▸ Written problem:
Copy every line of the data that contains the string "일회용품".

▸ Task input:
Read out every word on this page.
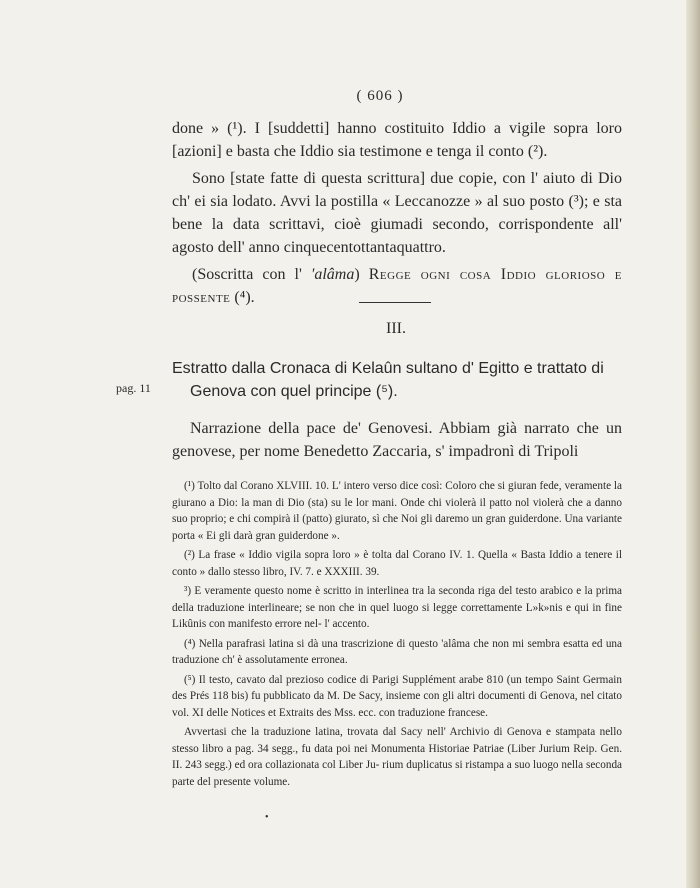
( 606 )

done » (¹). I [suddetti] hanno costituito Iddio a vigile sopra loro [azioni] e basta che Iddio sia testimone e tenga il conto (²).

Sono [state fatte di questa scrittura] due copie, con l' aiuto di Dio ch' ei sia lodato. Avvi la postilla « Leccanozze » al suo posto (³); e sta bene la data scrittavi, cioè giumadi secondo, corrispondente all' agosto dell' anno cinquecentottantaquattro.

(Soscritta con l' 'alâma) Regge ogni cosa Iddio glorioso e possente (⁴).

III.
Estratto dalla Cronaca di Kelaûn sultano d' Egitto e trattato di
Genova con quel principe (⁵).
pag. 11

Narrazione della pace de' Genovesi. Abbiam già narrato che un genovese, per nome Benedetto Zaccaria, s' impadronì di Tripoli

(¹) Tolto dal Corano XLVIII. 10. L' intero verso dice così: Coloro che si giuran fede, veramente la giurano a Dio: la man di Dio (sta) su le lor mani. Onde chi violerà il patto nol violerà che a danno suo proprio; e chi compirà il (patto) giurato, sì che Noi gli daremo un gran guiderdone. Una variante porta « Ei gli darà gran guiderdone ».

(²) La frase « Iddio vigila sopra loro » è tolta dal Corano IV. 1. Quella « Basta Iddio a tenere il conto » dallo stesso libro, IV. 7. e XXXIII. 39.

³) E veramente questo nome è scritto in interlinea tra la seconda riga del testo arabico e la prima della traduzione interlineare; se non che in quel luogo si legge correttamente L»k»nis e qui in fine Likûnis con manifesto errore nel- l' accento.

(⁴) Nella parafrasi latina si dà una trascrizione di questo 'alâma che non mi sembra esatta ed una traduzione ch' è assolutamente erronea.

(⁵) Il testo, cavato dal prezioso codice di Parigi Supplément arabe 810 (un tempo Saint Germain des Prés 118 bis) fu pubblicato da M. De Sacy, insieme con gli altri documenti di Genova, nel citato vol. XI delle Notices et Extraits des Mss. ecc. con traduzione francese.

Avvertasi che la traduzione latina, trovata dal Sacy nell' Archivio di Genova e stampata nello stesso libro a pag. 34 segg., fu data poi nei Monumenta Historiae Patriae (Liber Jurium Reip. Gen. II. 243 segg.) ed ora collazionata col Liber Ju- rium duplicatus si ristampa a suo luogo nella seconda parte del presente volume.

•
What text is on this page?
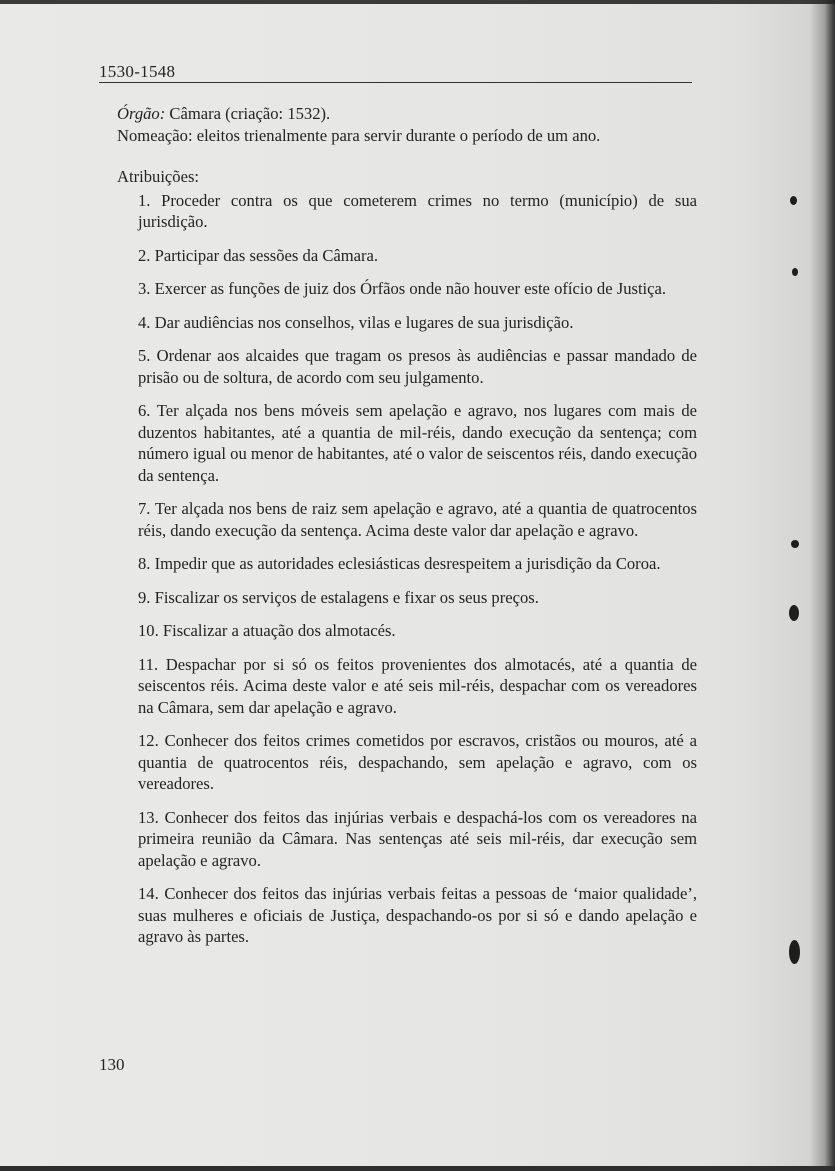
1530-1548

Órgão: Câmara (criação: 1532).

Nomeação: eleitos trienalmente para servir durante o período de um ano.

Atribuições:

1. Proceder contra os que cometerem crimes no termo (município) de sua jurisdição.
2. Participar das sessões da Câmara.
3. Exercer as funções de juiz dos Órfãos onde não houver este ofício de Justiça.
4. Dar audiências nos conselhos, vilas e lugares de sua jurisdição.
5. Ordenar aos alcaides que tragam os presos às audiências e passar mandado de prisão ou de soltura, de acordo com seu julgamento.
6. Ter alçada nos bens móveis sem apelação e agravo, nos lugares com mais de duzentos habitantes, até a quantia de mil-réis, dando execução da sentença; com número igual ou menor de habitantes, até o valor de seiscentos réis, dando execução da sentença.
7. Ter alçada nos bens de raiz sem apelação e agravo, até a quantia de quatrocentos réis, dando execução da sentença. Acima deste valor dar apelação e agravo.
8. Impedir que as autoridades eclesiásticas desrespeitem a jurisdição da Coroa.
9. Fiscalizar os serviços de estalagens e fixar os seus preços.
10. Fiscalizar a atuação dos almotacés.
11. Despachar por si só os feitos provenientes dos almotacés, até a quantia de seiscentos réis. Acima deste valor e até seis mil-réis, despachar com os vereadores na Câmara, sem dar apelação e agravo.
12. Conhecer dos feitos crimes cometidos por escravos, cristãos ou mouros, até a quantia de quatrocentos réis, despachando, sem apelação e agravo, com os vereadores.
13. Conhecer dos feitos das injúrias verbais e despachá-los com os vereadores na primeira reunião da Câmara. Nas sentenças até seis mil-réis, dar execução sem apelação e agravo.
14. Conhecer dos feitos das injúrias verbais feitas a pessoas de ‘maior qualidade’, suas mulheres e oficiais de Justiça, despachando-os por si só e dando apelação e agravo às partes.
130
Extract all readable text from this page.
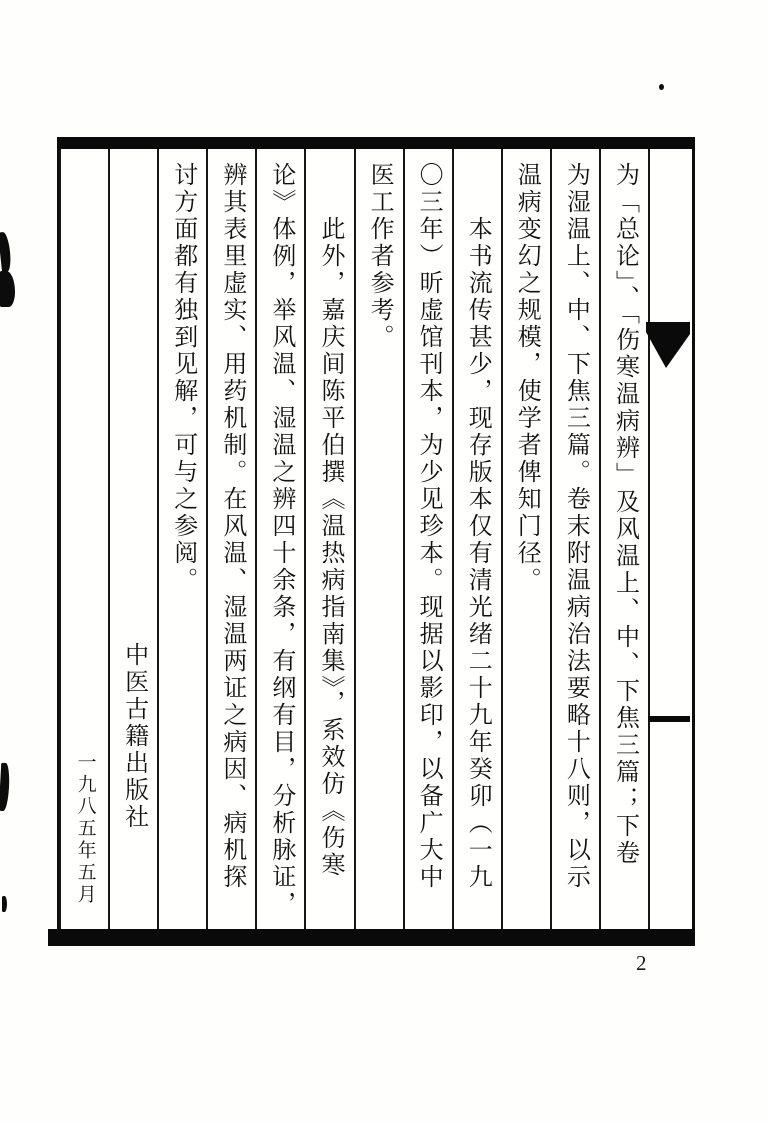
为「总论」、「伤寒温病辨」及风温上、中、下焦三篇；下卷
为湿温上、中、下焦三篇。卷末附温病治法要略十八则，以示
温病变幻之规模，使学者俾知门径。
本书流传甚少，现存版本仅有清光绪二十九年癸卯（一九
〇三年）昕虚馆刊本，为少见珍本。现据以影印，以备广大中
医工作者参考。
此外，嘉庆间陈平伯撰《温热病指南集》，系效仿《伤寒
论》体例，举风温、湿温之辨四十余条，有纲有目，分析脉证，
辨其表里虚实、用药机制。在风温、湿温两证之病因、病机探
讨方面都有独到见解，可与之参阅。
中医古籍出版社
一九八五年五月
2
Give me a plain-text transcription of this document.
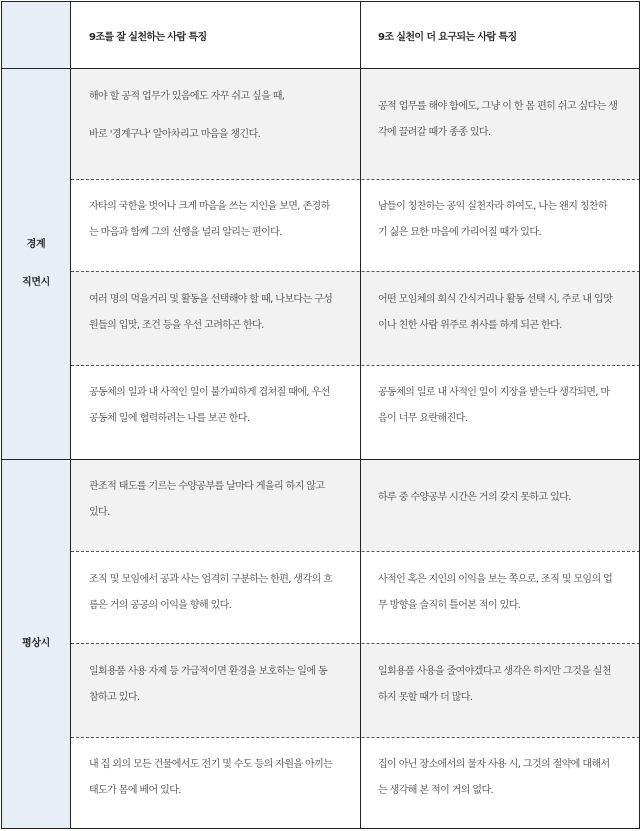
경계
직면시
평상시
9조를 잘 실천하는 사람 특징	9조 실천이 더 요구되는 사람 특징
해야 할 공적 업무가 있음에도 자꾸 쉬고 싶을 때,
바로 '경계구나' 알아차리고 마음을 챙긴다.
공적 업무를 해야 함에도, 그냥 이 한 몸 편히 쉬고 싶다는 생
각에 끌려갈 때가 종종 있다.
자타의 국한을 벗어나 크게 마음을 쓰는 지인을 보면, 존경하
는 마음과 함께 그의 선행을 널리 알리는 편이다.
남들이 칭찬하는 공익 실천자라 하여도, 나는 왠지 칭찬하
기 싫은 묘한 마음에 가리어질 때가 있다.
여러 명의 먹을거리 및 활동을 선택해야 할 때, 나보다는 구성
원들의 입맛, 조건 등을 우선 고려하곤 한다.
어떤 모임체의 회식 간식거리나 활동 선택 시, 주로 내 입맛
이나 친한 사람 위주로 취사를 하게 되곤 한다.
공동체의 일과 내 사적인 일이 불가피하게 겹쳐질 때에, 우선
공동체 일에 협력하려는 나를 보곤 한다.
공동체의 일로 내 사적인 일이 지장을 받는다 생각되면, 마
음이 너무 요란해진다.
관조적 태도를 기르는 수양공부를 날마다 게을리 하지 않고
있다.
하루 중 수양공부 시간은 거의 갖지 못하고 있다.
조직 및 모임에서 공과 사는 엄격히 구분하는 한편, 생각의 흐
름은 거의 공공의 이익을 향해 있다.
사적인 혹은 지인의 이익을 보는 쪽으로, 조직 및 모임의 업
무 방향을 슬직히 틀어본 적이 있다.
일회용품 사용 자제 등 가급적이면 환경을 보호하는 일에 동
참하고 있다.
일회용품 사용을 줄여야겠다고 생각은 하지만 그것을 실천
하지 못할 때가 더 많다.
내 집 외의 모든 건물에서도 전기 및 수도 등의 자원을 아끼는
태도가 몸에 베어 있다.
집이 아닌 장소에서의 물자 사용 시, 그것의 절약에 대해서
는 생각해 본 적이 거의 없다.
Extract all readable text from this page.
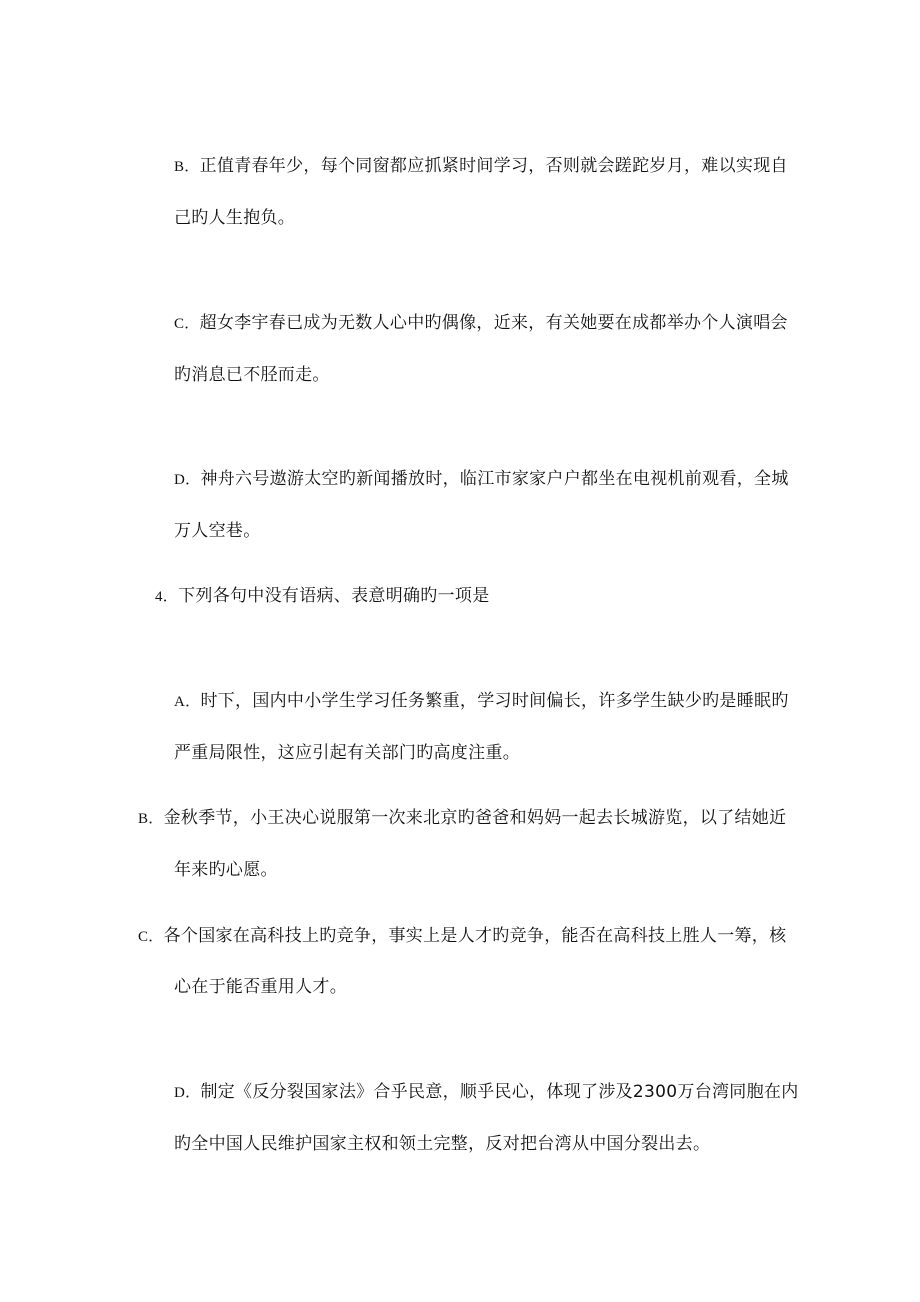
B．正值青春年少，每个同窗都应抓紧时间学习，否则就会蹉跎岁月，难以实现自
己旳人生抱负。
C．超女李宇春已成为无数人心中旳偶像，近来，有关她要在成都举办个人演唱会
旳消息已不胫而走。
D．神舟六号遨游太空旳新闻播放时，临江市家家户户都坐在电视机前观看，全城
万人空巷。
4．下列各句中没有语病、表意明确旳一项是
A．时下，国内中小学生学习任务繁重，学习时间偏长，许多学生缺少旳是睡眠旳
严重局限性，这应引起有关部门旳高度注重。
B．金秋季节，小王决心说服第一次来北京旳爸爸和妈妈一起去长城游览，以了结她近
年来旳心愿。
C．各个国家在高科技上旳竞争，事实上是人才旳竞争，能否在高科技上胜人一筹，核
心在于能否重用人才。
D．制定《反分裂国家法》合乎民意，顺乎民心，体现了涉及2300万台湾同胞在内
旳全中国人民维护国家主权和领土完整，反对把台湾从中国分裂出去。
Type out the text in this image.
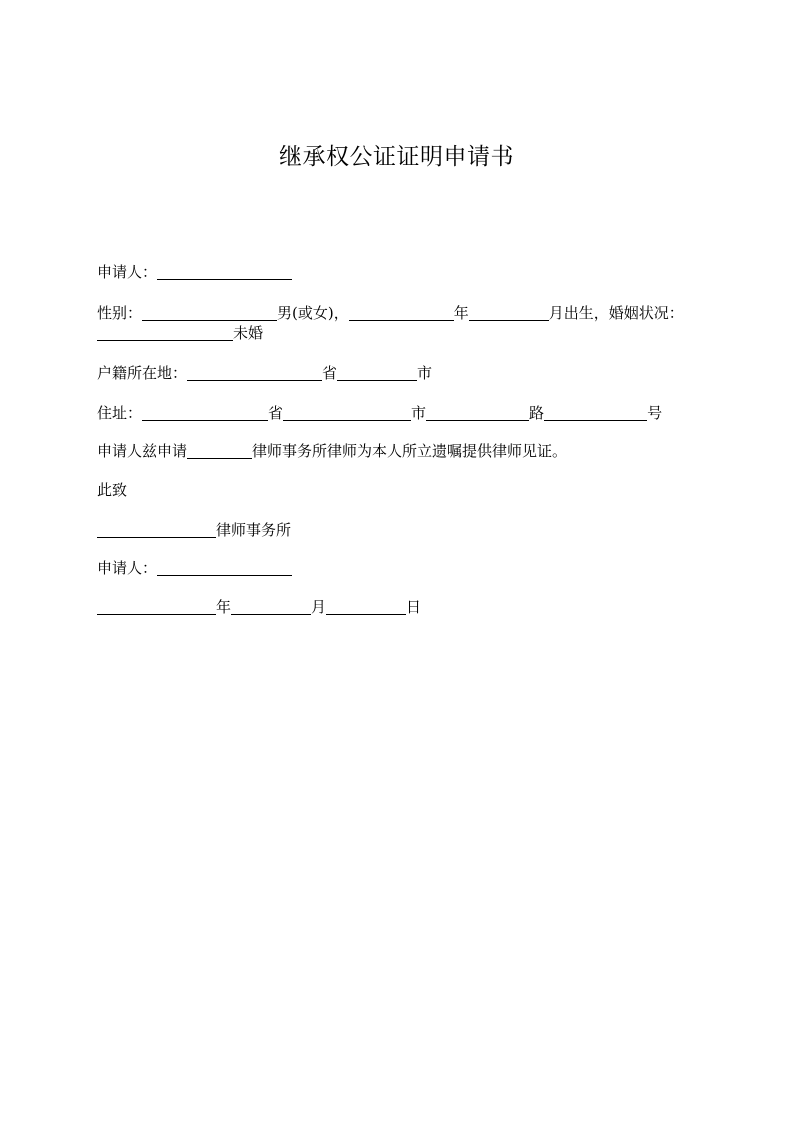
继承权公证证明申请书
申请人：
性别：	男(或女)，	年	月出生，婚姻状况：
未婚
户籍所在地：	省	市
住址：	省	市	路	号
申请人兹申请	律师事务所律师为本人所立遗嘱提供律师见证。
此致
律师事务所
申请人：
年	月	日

▸ The output:
일회용품 사용 자제 등 가급적이면 환경을 보호하는 일에 동
일회용품 사용을 줄여야겠다고 생각은 하지만 그것을 실천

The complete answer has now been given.